▸ GIVEN INSTRUCTION:
Select from the records below every line that has the word "cambio" in it.

☆ ☆ ☆ ☆

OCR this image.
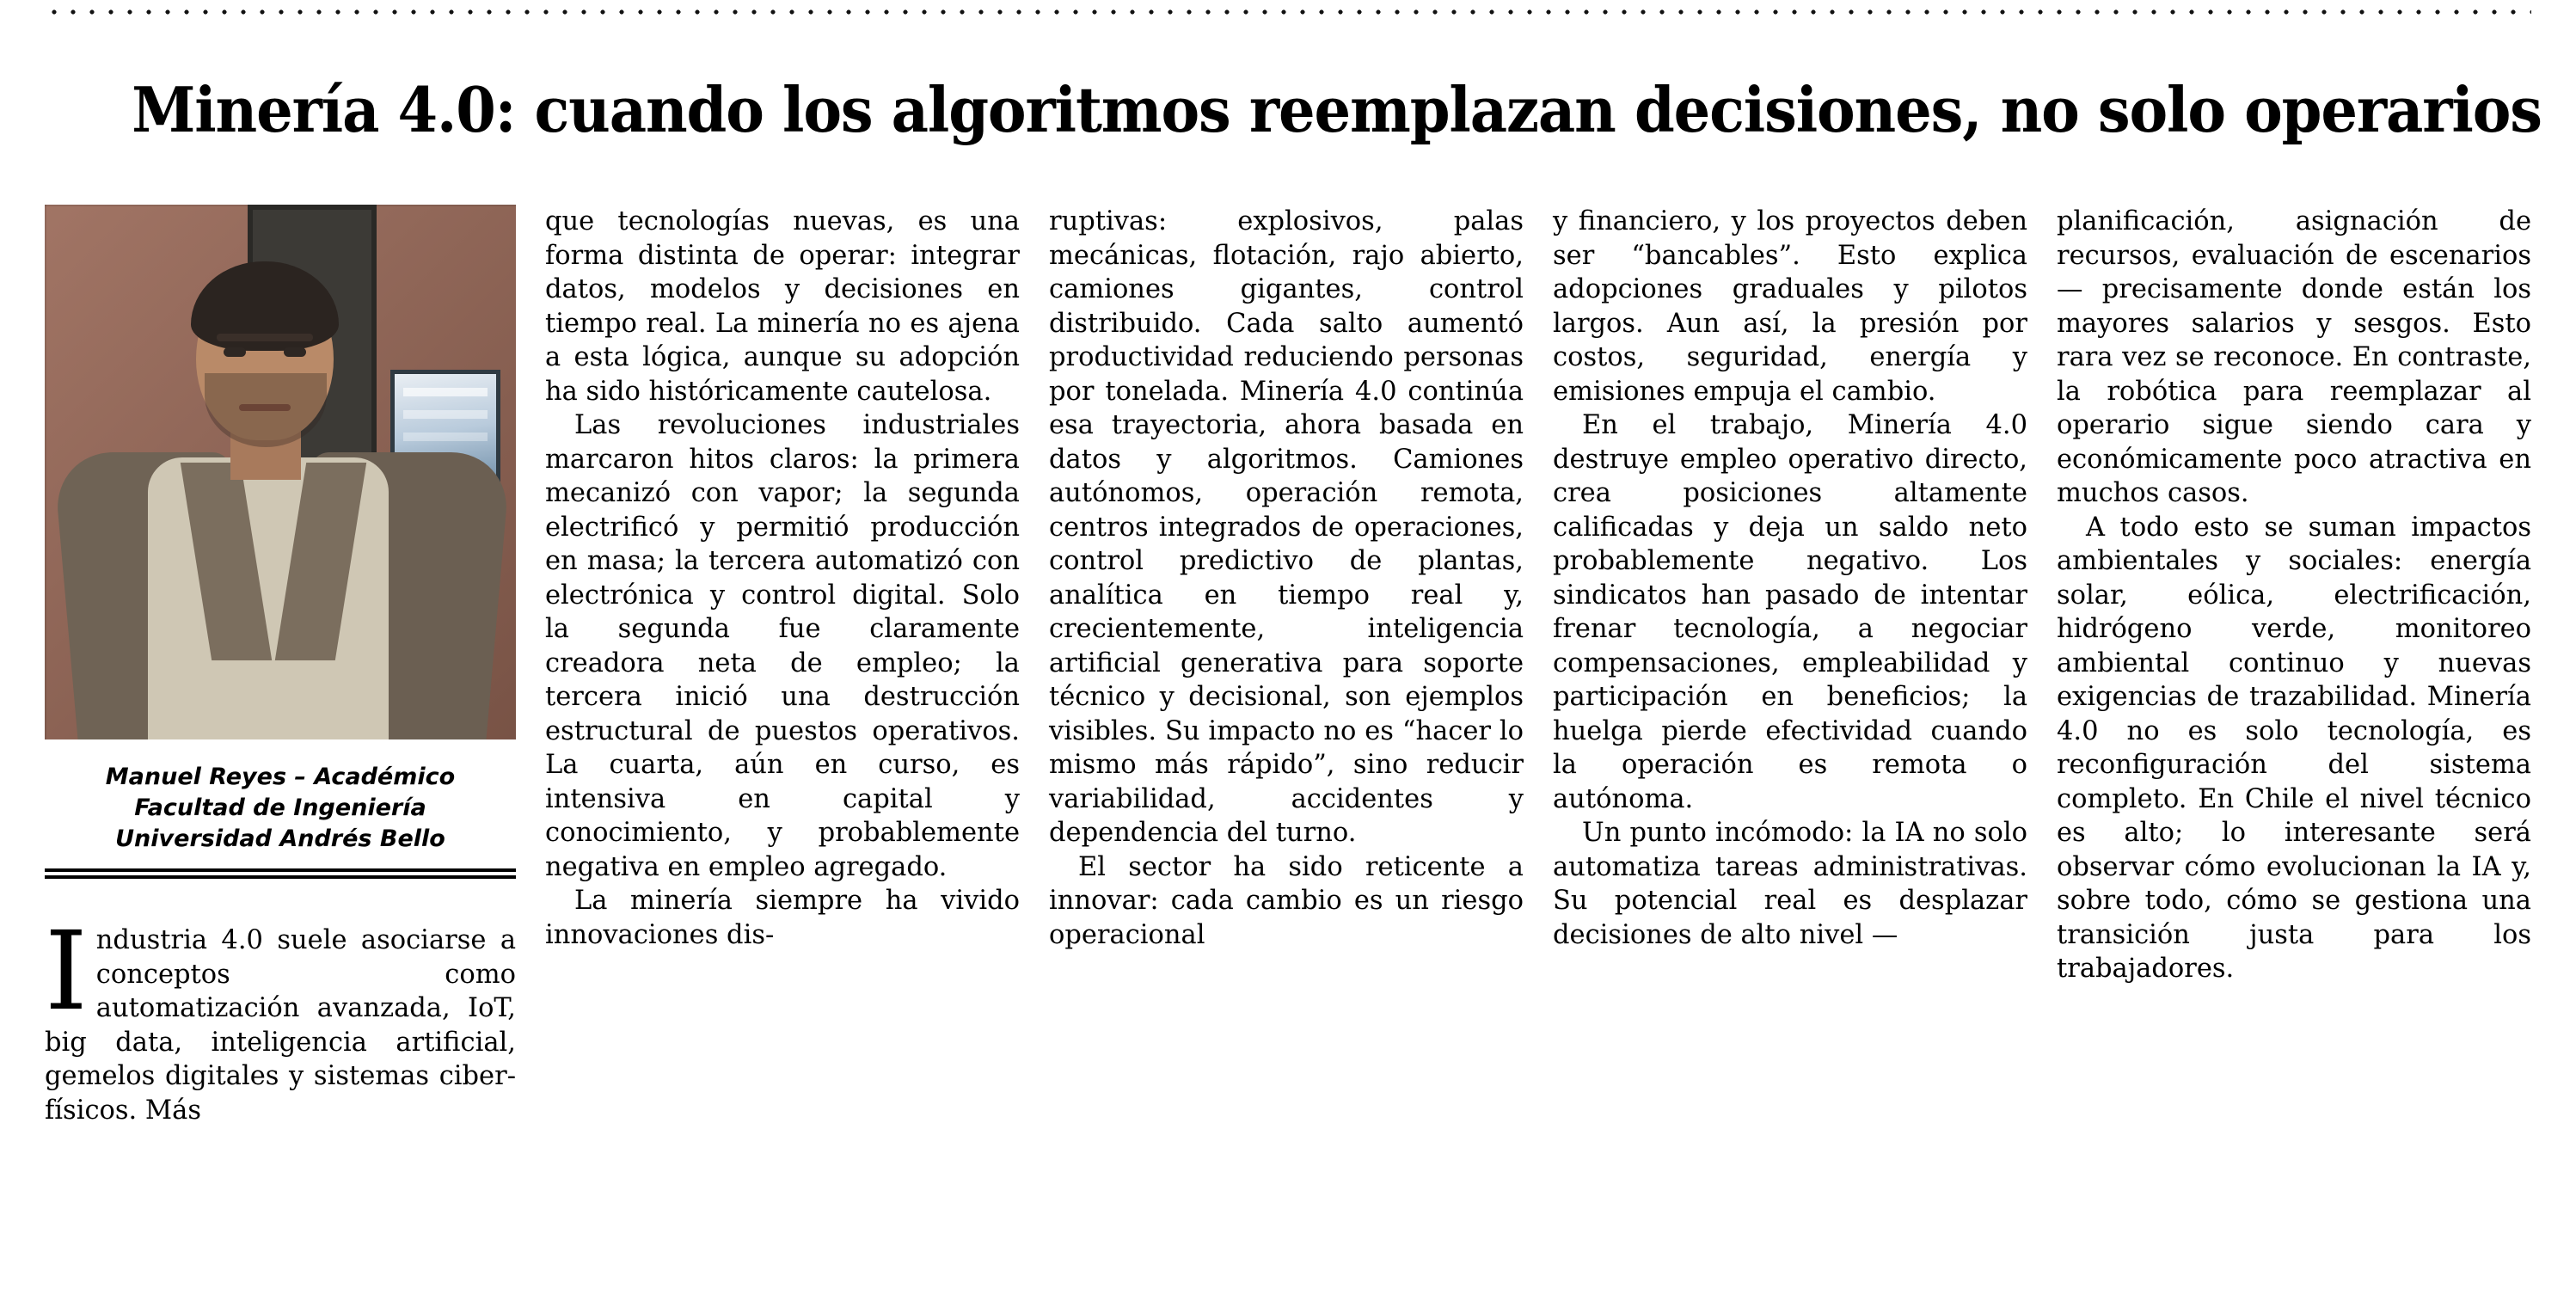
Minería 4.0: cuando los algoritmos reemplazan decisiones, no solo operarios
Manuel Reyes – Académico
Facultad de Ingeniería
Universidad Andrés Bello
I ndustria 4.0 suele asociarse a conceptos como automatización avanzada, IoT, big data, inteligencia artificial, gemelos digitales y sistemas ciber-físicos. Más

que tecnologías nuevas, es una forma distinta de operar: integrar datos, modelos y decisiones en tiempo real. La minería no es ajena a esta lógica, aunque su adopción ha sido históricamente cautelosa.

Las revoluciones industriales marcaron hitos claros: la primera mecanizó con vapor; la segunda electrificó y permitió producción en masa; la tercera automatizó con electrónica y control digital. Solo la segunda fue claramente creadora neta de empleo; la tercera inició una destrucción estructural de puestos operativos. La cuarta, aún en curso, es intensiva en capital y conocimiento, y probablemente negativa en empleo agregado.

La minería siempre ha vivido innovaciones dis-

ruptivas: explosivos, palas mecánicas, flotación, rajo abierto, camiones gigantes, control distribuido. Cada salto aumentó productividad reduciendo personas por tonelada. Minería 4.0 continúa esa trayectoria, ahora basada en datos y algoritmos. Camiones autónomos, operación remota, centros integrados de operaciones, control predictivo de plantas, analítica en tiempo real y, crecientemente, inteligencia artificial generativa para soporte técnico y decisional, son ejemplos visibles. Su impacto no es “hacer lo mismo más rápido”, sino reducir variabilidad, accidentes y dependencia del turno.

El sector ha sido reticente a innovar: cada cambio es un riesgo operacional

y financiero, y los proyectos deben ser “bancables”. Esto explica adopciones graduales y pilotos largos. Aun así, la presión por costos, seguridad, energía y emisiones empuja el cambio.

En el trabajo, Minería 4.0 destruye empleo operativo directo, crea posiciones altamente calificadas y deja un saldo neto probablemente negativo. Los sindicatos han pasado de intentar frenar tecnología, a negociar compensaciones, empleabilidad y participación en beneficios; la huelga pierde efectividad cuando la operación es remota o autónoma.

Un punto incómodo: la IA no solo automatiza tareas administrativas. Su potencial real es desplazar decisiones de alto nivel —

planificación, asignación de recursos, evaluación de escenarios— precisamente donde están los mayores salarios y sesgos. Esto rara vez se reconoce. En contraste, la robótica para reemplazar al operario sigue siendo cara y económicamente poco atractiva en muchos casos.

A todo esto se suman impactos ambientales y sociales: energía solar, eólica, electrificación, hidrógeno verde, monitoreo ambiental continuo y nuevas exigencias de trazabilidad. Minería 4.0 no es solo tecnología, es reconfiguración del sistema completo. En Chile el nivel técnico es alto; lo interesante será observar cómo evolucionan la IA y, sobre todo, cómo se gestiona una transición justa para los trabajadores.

☆ ☆ ☆ ☆

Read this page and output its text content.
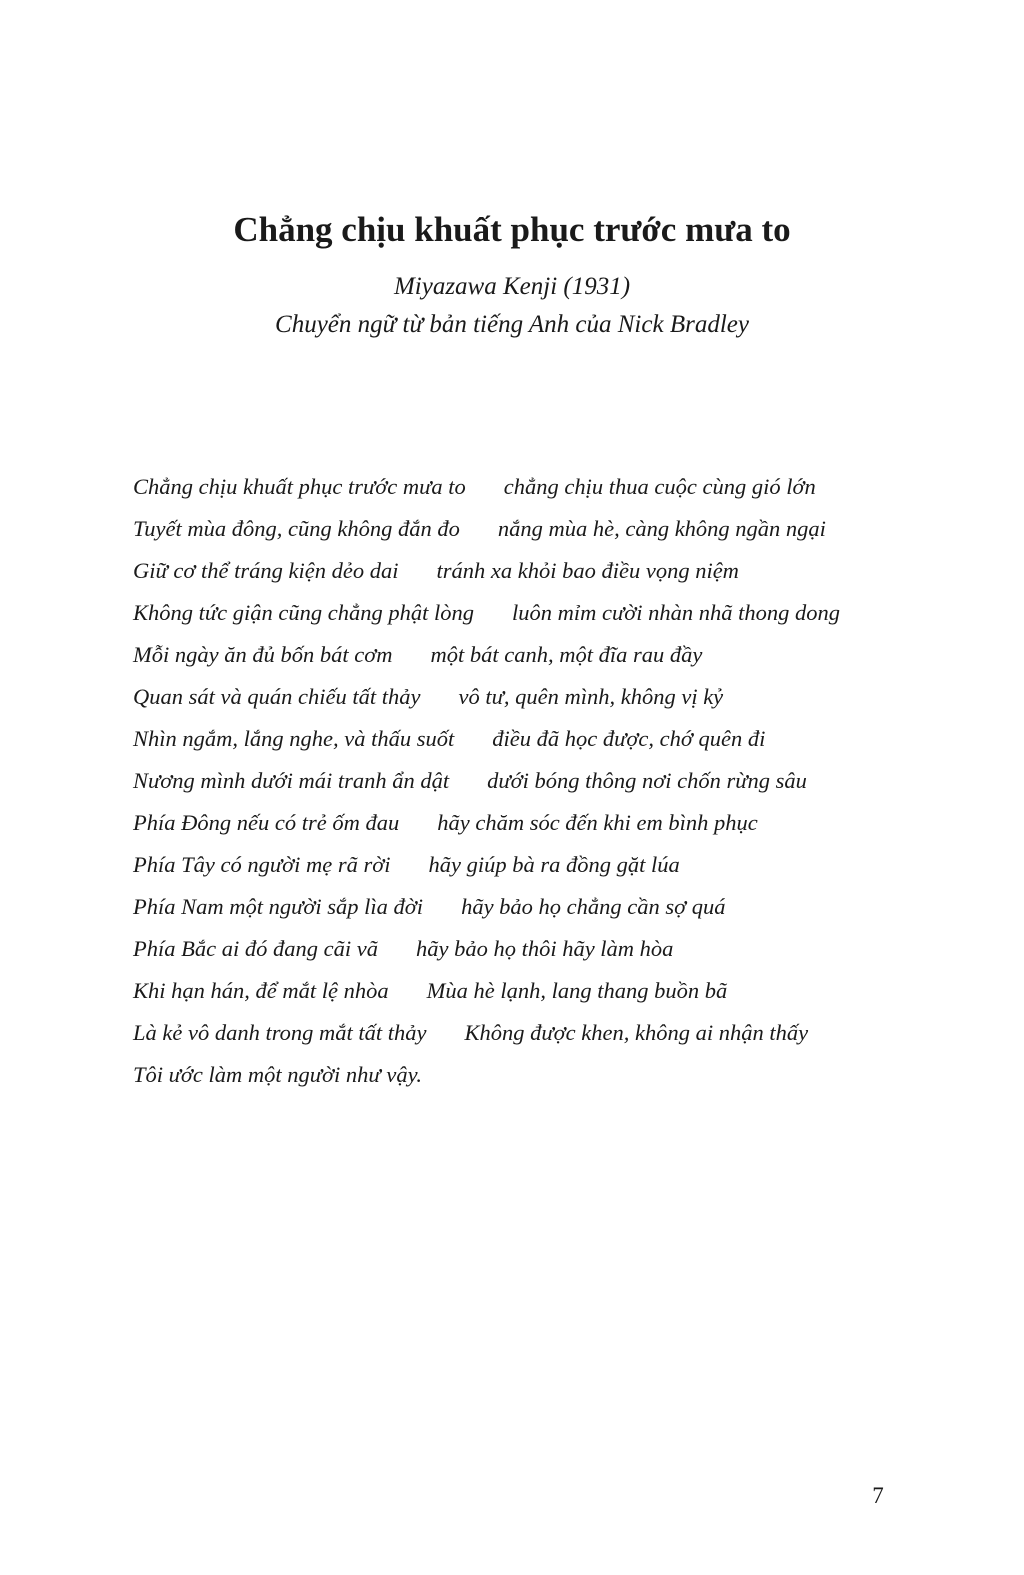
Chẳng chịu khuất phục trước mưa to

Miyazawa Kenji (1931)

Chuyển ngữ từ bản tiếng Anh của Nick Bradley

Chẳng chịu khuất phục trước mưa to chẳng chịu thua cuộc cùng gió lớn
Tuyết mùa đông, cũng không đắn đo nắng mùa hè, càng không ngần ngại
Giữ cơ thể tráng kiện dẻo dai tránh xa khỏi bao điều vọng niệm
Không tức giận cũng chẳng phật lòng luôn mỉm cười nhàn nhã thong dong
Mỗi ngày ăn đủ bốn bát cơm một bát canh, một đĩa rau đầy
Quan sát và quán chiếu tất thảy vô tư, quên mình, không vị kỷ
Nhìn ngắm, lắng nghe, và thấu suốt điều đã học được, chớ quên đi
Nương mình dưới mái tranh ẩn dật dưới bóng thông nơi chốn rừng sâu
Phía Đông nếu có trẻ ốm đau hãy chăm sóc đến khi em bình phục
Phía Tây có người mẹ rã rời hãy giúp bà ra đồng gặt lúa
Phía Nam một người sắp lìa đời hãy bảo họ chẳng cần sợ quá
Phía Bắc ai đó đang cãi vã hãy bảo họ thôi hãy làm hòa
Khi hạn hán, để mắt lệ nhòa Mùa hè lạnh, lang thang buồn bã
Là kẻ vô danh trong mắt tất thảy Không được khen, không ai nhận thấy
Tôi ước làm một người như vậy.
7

☆ ☆ ☆ ☆

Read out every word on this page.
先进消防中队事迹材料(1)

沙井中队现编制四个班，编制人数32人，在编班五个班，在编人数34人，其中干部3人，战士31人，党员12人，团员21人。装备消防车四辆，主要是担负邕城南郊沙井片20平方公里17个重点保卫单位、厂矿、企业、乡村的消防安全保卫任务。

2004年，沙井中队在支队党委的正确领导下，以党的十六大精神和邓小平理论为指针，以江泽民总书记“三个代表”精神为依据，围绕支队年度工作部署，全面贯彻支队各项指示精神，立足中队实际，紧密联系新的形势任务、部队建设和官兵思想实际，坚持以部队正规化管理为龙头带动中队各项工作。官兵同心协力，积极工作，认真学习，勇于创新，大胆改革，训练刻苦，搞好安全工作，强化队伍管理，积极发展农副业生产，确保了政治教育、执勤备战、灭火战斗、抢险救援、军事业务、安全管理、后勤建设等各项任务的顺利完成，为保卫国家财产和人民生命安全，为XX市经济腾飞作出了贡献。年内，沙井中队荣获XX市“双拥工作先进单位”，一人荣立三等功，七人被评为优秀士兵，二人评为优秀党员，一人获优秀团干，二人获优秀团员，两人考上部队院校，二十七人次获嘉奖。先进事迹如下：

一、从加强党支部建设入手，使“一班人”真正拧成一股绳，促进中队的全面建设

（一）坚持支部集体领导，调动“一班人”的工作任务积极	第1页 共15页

☆ ☆ ☆ ☆

▸ ANSWER TO THE TASK:
El sector ha sido reticente a innovar: cada cambio es un riesgo operacional
y financiero, y los proyectos deben ser “bancables”. Esto explica adopciones graduales y pilotos largos. Aun así, la presión por costos, seguridad, energía y emisiones empuja el cambio.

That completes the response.